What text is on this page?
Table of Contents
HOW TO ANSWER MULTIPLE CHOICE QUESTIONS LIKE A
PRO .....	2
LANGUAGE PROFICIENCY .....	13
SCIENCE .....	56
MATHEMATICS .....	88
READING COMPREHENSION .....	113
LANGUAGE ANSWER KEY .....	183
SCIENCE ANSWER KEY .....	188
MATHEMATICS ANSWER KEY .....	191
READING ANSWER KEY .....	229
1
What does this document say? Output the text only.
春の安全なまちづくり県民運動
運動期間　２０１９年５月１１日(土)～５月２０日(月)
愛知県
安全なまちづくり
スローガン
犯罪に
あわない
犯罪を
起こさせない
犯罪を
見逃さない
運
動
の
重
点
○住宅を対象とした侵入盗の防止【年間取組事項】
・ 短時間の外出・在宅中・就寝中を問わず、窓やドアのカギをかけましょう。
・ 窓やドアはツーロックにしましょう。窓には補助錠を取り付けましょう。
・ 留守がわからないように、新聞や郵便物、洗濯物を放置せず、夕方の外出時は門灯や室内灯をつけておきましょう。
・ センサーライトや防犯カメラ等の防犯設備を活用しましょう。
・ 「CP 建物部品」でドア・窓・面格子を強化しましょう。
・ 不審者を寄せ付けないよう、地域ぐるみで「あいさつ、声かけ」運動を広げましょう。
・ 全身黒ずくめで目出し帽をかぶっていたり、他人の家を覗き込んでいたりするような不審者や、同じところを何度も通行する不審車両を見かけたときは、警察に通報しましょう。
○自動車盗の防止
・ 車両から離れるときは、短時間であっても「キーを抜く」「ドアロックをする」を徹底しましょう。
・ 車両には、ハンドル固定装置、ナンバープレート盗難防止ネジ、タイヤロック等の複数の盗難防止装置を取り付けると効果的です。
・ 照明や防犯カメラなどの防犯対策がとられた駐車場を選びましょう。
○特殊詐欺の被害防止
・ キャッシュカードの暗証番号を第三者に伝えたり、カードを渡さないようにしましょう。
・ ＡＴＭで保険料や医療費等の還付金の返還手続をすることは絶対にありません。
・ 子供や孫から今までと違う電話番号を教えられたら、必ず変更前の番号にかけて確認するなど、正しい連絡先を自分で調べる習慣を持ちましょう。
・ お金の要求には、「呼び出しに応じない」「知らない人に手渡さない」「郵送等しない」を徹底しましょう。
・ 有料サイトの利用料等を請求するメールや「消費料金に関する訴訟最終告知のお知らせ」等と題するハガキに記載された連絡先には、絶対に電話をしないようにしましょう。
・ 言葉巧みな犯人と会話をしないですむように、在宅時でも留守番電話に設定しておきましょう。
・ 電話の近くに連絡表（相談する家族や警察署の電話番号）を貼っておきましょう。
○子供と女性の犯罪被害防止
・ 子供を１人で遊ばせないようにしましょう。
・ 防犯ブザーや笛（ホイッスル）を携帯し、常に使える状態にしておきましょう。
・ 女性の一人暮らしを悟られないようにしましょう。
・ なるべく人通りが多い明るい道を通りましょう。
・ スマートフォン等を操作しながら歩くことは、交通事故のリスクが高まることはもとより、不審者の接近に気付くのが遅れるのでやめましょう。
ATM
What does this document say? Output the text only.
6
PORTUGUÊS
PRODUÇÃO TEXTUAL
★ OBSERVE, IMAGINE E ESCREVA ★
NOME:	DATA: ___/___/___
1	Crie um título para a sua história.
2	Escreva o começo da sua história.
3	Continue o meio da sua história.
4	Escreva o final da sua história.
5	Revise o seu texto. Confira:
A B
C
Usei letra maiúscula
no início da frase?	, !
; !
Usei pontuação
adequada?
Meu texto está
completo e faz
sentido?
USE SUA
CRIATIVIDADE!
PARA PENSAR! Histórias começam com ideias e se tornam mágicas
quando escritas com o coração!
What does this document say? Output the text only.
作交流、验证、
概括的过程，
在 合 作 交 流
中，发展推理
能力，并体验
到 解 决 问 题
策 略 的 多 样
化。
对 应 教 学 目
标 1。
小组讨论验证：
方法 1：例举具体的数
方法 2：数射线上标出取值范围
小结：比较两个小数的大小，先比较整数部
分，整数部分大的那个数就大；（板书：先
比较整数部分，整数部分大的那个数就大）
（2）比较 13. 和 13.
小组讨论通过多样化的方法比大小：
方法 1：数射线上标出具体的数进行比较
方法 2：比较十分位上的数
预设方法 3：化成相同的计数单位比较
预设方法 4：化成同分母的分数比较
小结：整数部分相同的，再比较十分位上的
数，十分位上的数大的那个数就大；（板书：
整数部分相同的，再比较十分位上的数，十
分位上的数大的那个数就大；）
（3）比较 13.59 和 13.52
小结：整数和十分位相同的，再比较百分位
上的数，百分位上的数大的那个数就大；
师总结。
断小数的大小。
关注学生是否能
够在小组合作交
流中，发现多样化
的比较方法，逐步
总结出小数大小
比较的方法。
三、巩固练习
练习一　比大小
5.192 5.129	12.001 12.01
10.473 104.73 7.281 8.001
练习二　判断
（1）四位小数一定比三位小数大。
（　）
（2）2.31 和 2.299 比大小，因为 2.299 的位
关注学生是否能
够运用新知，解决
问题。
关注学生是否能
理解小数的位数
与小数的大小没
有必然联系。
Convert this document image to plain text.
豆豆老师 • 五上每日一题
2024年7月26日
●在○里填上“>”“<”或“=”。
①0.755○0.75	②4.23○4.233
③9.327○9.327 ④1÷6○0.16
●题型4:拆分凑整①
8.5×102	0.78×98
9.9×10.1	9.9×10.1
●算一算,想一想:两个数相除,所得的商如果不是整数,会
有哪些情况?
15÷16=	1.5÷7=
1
•••••
Without changing a word, restate the whole listing.

**Solved exercise**
What text is on this page?
Table of Contents
HOW TO ANSWER MULTIPLE CHOICE QUESTIONS LIKE A
PRO .....	2
LANGUAGE PROFICIENCY .....	13
SCIENCE .....	56
MATHEMATICS .....	88
READING COMPREHENSION .....	113
LANGUAGE ANSWER KEY .....	183
SCIENCE ANSWER KEY .....	188
MATHEMATICS ANSWER KEY .....	191
READING ANSWER KEY .....	229
1
What does this document say? Output the text only.
春の安全なまちづくり県民運動
運動期間　２０１９年５月１１日(土)～５月２０日(月)
愛知県
安全なまちづくり
スローガン
犯罪に
あわない
犯罪を
起こさせない
犯罪を
見逃さない
運
動
の
重
点
○住宅を対象とした侵入盗の防止【年間取組事項】
・ 短時間の外出・在宅中・就寝中を問わず、窓やドアのカギをかけましょう。
・ 窓やドアはツーロックにしましょう。窓には補助錠を取り付けましょう。
・ 留守がわからないように、新聞や郵便物、洗濯物を放置せず、夕方の外出時は門灯や室内灯をつけておきましょう。
・ センサーライトや防犯カメラ等の防犯設備を活用しましょう。
・ 「CP 建物部品」でドア・窓・面格子を強化しましょう。
・ 不審者を寄せ付けないよう、地域ぐるみで「あいさつ、声かけ」運動を広げましょう。
・ 全身黒ずくめで目出し帽をかぶっていたり、他人の家を覗き込んでいたりするような不審者や、同じところを何度も通行する不審車両を見かけたときは、警察に通報しましょう。
○自動車盗の防止
・ 車両から離れるときは、短時間であっても「キーを抜く」「ドアロックをする」を徹底しましょう。
・ 車両には、ハンドル固定装置、ナンバープレート盗難防止ネジ、タイヤロック等の複数の盗難防止装置を取り付けると効果的です。
・ 照明や防犯カメラなどの防犯対策がとられた駐車場を選びましょう。
○特殊詐欺の被害防止
・ キャッシュカードの暗証番号を第三者に伝えたり、カードを渡さないようにしましょう。
・ ＡＴＭで保険料や医療費等の還付金の返還手続をすることは絶対にありません。
・ 子供や孫から今までと違う電話番号を教えられたら、必ず変更前の番号にかけて確認するなど、正しい連絡先を自分で調べる習慣を持ちましょう。
・ お金の要求には、「呼び出しに応じない」「知らない人に手渡さない」「郵送等しない」を徹底しましょう。
・ 有料サイトの利用料等を請求するメールや「消費料金に関する訴訟最終告知のお知らせ」等と題するハガキに記載された連絡先には、絶対に電話をしないようにしましょう。
・ 言葉巧みな犯人と会話をしないですむように、在宅時でも留守番電話に設定しておきましょう。
・ 電話の近くに連絡表（相談する家族や警察署の電話番号）を貼っておきましょう。
○子供と女性の犯罪被害防止
・ 子供を１人で遊ばせないようにしましょう。
・ 防犯ブザーや笛（ホイッスル）を携帯し、常に使える状態にしておきましょう。
・ 女性の一人暮らしを悟られないようにしましょう。
・ なるべく人通りが多い明るい道を通りましょう。
・ スマートフォン等を操作しながら歩くことは、交通事故のリスクが高まることはもとより、不審者の接近に気付くのが遅れるのでやめましょう。
ATM
What does this document say? Output the text only.
6
PORTUGUÊS
PRODUÇÃO TEXTUAL
★ OBSERVE, IMAGINE E ESCREVA ★
NOME:	DATA: ___/___/___
1	Crie um título para a sua história.
2	Escreva o começo da sua história.
3	Continue o meio da sua história.
4	Escreva o final da sua história.
5	Revise o seu texto. Confira:
A B
C
Usei letra maiúscula
no início da frase?	, !
; !
Usei pontuação
adequada?
Meu texto está
completo e faz
sentido?
USE SUA
CRIATIVIDADE!
PARA PENSAR! Histórias começam com ideias e se tornam mágicas
quando escritas com o coração!
What does this document say? Output the text only.
作交流、验证、
概括的过程，
在 合 作 交 流
中，发展推理
能力，并体验
到 解 决 问 题
策 略 的 多 样
化。
对 应 教 学 目
标 1。
小组讨论验证：
方法 1：例举具体的数
方法 2：数射线上标出取值范围
小结：比较两个小数的大小，先比较整数部
分，整数部分大的那个数就大；（板书：先
比较整数部分，整数部分大的那个数就大）
（2）比较 13. 和 13.
小组讨论通过多样化的方法比大小：
方法 1：数射线上标出具体的数进行比较
方法 2：比较十分位上的数
预设方法 3：化成相同的计数单位比较
预设方法 4：化成同分母的分数比较
小结：整数部分相同的，再比较十分位上的
数，十分位上的数大的那个数就大；（板书：
整数部分相同的，再比较十分位上的数，十
分位上的数大的那个数就大；）
（3）比较 13.59 和 13.52
小结：整数和十分位相同的，再比较百分位
上的数，百分位上的数大的那个数就大；
师总结。
断小数的大小。
关注学生是否能
够在小组合作交
流中，发现多样化
的比较方法，逐步
总结出小数大小
比较的方法。
三、巩固练习
练习一　比大小
5.192 5.129	12.001 12.01
10.473 104.73 7.281 8.001
练习二　判断
（1）四位小数一定比三位小数大。
（　）
（2）2.31 和 2.299 比大小，因为 2.299 的位
关注学生是否能
够运用新知，解决
问题。
关注学生是否能
理解小数的位数
与小数的大小没
有必然联系。
Convert this document image to plain text.
豆豆老师 • 五上每日一题
2024年7月26日
●在○里填上“>”“<”或“=”。
①0.755○0.75	②4.23○4.233
③9.327○9.327 ④1÷6○0.16
●题型4:拆分凑整①
8.5×102	0.78×98
9.9×10.1	9.9×10.1
●算一算,想一想:两个数相除,所得的商如果不是整数,会
有哪些情况?
15÷16=	1.5÷7=
1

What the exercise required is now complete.